• _Provided text_:
....
The information may be hidden; a secret is disclosed, but out of the audience’s hearing. The information may be confusingly malleable; three Chinese ideographs yielding multiple meanings depending on how they are ordered in a graphic. The information may be encoded in memory, which may seem a secure place (as in a scene about dissecting chicken brains to locate traces of their memories) or frustratingly demanding to retrieve (as in a scene about the effort to protect memories by building a “memory house”). It may be unreliable, as the information extracted from torture is discredited by the torturers. Indeed, the audience’s perception of when the show is happening may itself be unreliable, as certain pre-show occurrences turn out to be part of the show.
On the score of love, the show seems simpler: so far as I could see, there was little controversy amongst the presented scenes raising any questions that love is something we need. It was a somewhat shocking, however, to see the need being satisfied in one scene by a computer automation.
As I think the above discussion should make clear, Churchill’s take on love and on information, synthesized from all these dramatic snippets, seems a bit chilly. There may be a lot of both love and information out there, she appears to intimate, but it’s not usually of very good quality. Much of Churchill’s frostiness is, however, presented with a comic touch, emphasized by Dierdre McAllister’s direction, by the energetic and youthful ensemble (Nina Kearin, Megan Livingston, Willard Brewington III, Isaiah Mason Harvey, Michael Makar, Caitlin Weaver, Autumn Koehnlein, Carolyn Koch, and Jess Rivera, pictured above), and, at least on the evening I saw it, by the audience, which seemed to be goading on the performers with constant and frequently loud laughter. Other directors, I’m told, have played more heavily on the opportunities for seriousness and pathos, and used casts with more age and accompanying gravitas. As with so much else about this show, however, there are few right or wrong choices for how to do it, at least not in Churchill’s mind.
....
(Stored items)
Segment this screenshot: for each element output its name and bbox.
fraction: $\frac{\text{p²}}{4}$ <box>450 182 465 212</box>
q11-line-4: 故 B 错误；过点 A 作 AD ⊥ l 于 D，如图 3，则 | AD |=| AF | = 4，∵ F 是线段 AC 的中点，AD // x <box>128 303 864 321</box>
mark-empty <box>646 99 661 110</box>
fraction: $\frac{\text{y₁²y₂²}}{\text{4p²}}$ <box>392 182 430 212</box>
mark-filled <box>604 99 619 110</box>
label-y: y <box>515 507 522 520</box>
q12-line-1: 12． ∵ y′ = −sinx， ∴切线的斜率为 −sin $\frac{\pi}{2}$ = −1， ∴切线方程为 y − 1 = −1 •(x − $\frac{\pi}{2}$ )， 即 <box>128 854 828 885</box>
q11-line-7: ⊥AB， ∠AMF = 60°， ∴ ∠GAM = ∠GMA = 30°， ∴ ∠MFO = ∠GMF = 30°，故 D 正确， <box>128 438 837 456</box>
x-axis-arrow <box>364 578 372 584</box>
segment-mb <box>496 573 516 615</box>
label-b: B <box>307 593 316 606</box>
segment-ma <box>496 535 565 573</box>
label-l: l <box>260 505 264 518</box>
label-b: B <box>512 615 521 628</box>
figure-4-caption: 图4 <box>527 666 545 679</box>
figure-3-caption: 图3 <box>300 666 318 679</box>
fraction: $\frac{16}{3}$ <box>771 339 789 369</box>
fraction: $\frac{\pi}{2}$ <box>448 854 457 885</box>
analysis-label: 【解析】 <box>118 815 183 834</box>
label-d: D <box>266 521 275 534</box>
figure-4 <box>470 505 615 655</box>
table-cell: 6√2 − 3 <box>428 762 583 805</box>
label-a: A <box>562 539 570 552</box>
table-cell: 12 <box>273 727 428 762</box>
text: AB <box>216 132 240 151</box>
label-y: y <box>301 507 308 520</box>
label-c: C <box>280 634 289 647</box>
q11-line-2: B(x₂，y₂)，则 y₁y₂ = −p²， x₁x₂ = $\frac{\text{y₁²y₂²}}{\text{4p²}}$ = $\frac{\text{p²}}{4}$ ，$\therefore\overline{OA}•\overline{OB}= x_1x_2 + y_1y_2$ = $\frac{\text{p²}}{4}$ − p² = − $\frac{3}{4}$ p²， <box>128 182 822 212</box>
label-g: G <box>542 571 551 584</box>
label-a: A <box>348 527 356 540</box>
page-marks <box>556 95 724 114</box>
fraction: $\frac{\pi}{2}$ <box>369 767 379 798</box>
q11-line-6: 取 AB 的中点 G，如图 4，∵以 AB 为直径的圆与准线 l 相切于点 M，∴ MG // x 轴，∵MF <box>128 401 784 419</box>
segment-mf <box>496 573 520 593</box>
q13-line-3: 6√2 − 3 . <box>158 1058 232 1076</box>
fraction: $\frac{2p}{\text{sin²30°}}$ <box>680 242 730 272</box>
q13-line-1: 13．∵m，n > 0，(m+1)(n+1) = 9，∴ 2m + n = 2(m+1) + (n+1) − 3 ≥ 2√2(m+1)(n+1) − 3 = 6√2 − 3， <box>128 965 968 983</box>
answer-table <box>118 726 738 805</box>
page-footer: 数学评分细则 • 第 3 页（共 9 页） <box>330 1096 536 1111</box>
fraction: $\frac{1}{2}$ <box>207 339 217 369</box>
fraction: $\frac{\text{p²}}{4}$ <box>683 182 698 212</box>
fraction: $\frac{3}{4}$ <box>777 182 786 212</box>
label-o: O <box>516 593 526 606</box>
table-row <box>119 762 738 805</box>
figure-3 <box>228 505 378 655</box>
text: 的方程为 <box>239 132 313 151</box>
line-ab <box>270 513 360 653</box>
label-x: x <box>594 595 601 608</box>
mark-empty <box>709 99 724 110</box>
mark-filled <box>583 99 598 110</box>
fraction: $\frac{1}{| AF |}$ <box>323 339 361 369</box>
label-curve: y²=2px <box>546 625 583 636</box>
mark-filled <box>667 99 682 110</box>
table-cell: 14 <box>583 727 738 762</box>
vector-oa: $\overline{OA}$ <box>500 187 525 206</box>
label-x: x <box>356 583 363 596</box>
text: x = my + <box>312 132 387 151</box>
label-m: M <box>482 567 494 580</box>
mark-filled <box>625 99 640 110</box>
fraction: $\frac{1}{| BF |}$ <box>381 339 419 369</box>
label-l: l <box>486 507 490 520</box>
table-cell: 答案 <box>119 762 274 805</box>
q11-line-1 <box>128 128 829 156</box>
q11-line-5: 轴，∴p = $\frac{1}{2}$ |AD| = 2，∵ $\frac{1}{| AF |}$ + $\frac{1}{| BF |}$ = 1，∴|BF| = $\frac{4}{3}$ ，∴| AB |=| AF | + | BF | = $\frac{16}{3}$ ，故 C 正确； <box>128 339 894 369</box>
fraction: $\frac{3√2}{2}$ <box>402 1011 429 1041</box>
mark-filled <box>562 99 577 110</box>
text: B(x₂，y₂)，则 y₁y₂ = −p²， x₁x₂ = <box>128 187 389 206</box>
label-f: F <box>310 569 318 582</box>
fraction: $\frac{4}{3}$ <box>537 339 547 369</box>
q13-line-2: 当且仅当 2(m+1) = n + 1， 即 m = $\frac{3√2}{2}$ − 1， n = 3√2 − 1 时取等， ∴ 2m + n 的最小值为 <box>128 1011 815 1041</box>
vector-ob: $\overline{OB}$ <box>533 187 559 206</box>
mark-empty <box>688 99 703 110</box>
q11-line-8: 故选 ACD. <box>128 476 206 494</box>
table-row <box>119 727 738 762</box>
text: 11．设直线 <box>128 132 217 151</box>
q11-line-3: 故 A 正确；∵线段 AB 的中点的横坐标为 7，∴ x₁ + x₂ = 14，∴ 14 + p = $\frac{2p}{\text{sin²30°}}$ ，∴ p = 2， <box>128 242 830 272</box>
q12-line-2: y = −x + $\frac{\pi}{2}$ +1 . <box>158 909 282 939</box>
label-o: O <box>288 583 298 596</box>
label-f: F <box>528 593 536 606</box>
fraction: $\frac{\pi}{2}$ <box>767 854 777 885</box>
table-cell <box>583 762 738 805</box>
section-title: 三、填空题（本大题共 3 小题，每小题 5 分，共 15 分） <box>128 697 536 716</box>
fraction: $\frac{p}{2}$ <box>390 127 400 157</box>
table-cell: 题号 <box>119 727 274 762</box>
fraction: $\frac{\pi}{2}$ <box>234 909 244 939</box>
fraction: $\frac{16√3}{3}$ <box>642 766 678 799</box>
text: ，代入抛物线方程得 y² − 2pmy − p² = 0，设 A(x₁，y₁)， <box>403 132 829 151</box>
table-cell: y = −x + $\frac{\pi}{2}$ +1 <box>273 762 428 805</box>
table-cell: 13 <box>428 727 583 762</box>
....
• _Exercise description_: Switch "ideographs" to "characters" as you write out the review again from "The information may be hidden;" up to and including "of the show.". Work from the review alone.

• _Response to the task_:
The information may be hidden; a secret is disclosed, but out of the audience’s hearing. The information may be confusingly malleable; three Chinese characters yielding multiple meanings depending on how they are ordered in a graphic. The information may be encoded in memory, which may seem a secure place (as in a scene about dissecting chicken brains to locate traces of their memories) or frustratingly demanding to retrieve (as in a scene about the effort to protect memories by building a “memory house”). It may be unreliable, as the information extracted from torture is discredited by the torturers. Indeed, the audience’s perception of when the show is happening may itself be unreliable, as certain pre-show occurrences turn out to be part of the show.